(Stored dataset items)
———
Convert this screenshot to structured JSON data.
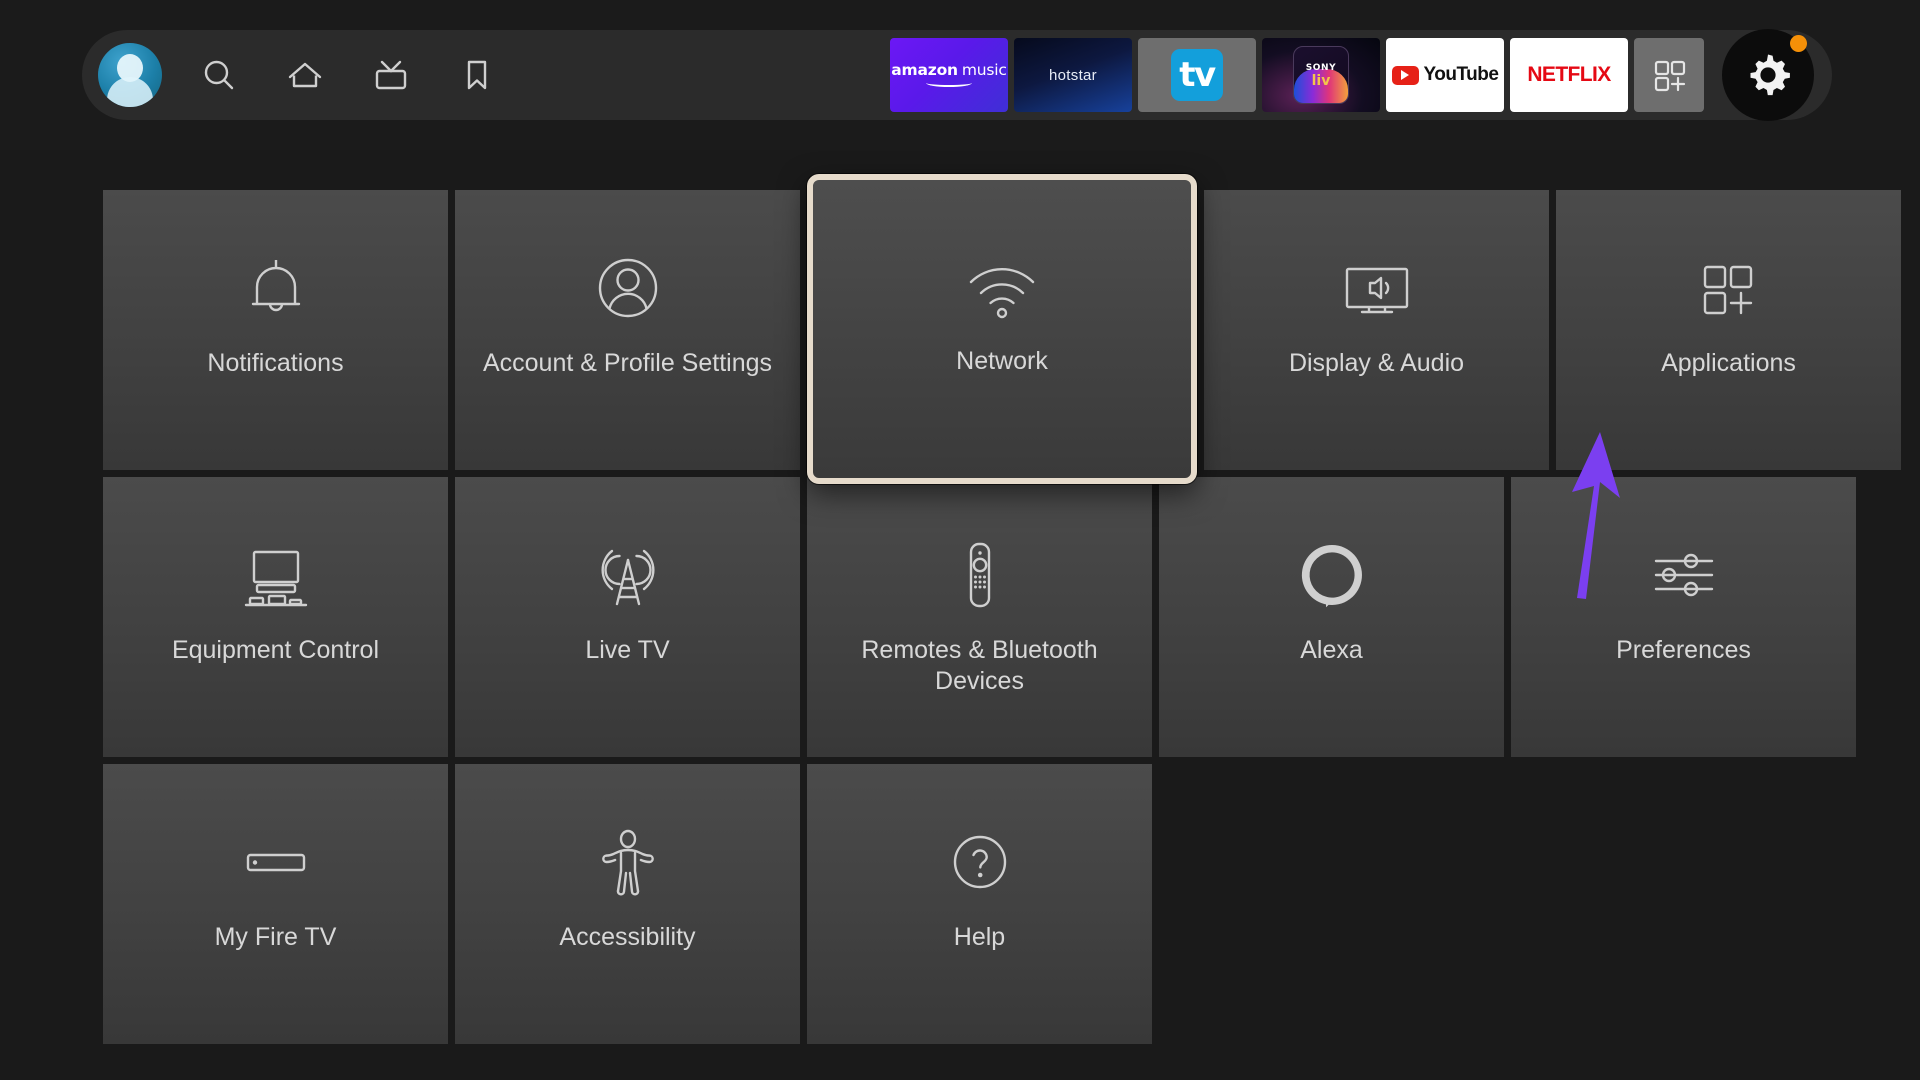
{
  "topbar": {
    "avatar": {
      "name": "profile-avatar"
    },
    "nav_items": [
      {
        "name": "search-icon",
        "label": "Search"
      },
      {
        "name": "home-icon",
        "label": "Home"
      },
      {
        "name": "live-tv-icon",
        "label": "Live"
      },
      {
        "name": "bookmark-icon",
        "label": "Watchlist"
      }
    ],
    "apps": [
      {
        "name": "app-amazon-music",
        "label": "amazon music",
        "word1": "amazon",
        "word2": "music"
      },
      {
        "name": "app-hotstar",
        "label": "hotstar"
      },
      {
        "name": "app-apple-tv",
        "label": "tv"
      },
      {
        "name": "app-sony-liv",
        "label": "SONY liv",
        "brand": "SONY",
        "sub": "liv"
      },
      {
        "name": "app-youtube",
        "label": "YouTube"
      },
      {
        "name": "app-netflix",
        "label": "NETFLIX"
      }
    ],
    "app_grid_button": {
      "name": "app-library-button",
      "label": "Apps"
    },
    "settings_button": {
      "name": "settings-gear-button",
      "label": "Settings",
      "badge": true
    }
  },
  "settings_grid": {
    "rows": [
      [
        {
          "name": "tile-notifications",
          "label": "Notifications",
          "icon": "bell-icon",
          "focused": false
        },
        {
          "name": "tile-account-profile-settings",
          "label": "Account & Profile Settings",
          "icon": "person-circle-icon",
          "focused": false
        },
        {
          "name": "tile-network",
          "label": "Network",
          "icon": "wifi-icon",
          "focused": true
        },
        {
          "name": "tile-display-audio",
          "label": "Display & Audio",
          "icon": "tv-speaker-icon",
          "focused": false
        },
        {
          "name": "tile-applications",
          "label": "Applications",
          "icon": "app-squares-plus-icon",
          "focused": false
        }
      ],
      [
        {
          "name": "tile-equipment-control",
          "label": "Equipment Control",
          "icon": "equipment-icon",
          "focused": false
        },
        {
          "name": "tile-live-tv",
          "label": "Live TV",
          "icon": "antenna-tower-icon",
          "focused": false
        },
        {
          "name": "tile-remotes-bluetooth-devices",
          "label": "Remotes & Bluetooth Devices",
          "icon": "remote-control-icon",
          "focused": false
        },
        {
          "name": "tile-alexa",
          "label": "Alexa",
          "icon": "alexa-ring-icon",
          "focused": false
        },
        {
          "name": "tile-preferences",
          "label": "Preferences",
          "icon": "sliders-icon",
          "focused": false
        }
      ],
      [
        {
          "name": "tile-my-fire-tv",
          "label": "My Fire TV",
          "icon": "fire-tv-stick-icon",
          "focused": false
        },
        {
          "name": "tile-accessibility",
          "label": "Accessibility",
          "icon": "accessibility-person-icon",
          "focused": false
        },
        {
          "name": "tile-help",
          "label": "Help",
          "icon": "question-circle-icon",
          "focused": false
        }
      ]
    ]
  },
  "annotation": {
    "arrow": {
      "name": "annotation-arrow",
      "color": "#7b3ff0",
      "points_to": "tile-applications"
    }
  },
  "colors": {
    "page_background": "#1a1a1a",
    "topbar_background": "#2b2b2b",
    "tile_background": "#454545",
    "tile_label": "#d8d8d8",
    "focus_border": "#e6dbcb",
    "badge_orange": "#f59008",
    "netflix_red": "#e50914",
    "youtube_red": "#e62117",
    "arrow_purple": "#7b3ff0"
  }
}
———
Short task - Reproduce every line precisely as given, omitting all pictures.

Response to the task -
Convert this screenshot to structured JSON data.
{
  "topbar": {
    "avatar": {
      "name": "profile-avatar"
    },
    "nav_items": [
      {
        "name": "search-icon",
        "label": "Search"
      },
      {
        "name": "home-icon",
        "label": "Home"
      },
      {
        "name": "live-tv-icon",
        "label": "Live"
      },
      {
        "name": "bookmark-icon",
        "label": "Watchlist"
      }
    ],
    "apps": [
      {
        "name": "app-amazon-music",
        "label": "amazon music",
        "word1": "amazon",
        "word2": "music"
      },
      {
        "name": "app-hotstar",
        "label": "hotstar"
      },
      {
        "name": "app-apple-tv",
        "label": "tv"
      },
      {
        "name": "app-sony-liv",
        "label": "SONY liv",
        "brand": "SONY",
        "sub": "liv"
      },
      {
        "name": "app-youtube",
        "label": "YouTube"
      },
      {
        "name": "app-netflix",
        "label": "NETFLIX"
      }
    ],
    "app_grid_button": {
      "name": "app-library-button",
      "label": "Apps"
    },
    "settings_button": {
      "name": "settings-gear-button",
      "label": "Settings",
      "badge": true
    }
  },
  "settings_grid": {
    "rows": [
      [
        {
          "name": "tile-notifications",
          "label": "Notifications",
          "icon": "bell-icon",
          "focused": false
        },
        {
          "name": "tile-account-profile-settings",
          "label": "Account & Profile Settings",
          "icon": "person-circle-icon",
          "focused": false
        },
        {
          "name": "tile-network",
          "label": "Network",
          "icon": "wifi-icon",
          "focused": true
        },
        {
          "name": "tile-display-audio",
          "label": "Display & Audio",
          "icon": "tv-speaker-icon",
          "focused": false
        },
        {
          "name": "tile-applications",
          "label": "Applications",
          "icon": "app-squares-plus-icon",
          "focused": false
        }
      ],
      [
        {
          "name": "tile-equipment-control",
          "label": "Equipment Control",
          "icon": "equipment-icon",
          "focused": false
        },
        {
          "name": "tile-live-tv",
          "label": "Live TV",
          "icon": "antenna-tower-icon",
          "focused": false
        },
        {
          "name": "tile-remotes-bluetooth-devices",
          "label": "Remotes & Bluetooth Devices",
          "icon": "remote-control-icon",
          "focused": false
        },
        {
          "name": "tile-alexa",
          "label": "Alexa",
          "icon": "alexa-ring-icon",
          "focused": false
        },
        {
          "name": "tile-preferences",
          "label": "Preferences",
          "icon": "sliders-icon",
          "focused": false
        }
      ],
      [
        {
          "name": "tile-my-fire-tv",
          "label": "My Fire TV",
          "icon": "fire-tv-stick-icon",
          "focused": false
        },
        {
          "name": "tile-accessibility",
          "label": "Accessibility",
          "icon": "accessibility-person-icon",
          "focused": false
        },
        {
          "name": "tile-help",
          "label": "Help",
          "icon": "question-circle-icon",
          "focused": false
        }
      ]
    ]
  },
  "annotation": {
    "arrow": {
      "name": "annotation-arrow",
      "color": "#7b3ff0",
      "points_to": "tile-applications"
    }
  },
  "colors": {
    "page_background": "#1a1a1a",
    "topbar_background": "#2b2b2b",
    "tile_background": "#454545",
    "tile_label": "#d8d8d8",
    "focus_border": "#e6dbcb",
    "badge_orange": "#f59008",
    "netflix_red": "#e50914",
    "youtube_red": "#e62117",
    "arrow_purple": "#7b3ff0"
  }
}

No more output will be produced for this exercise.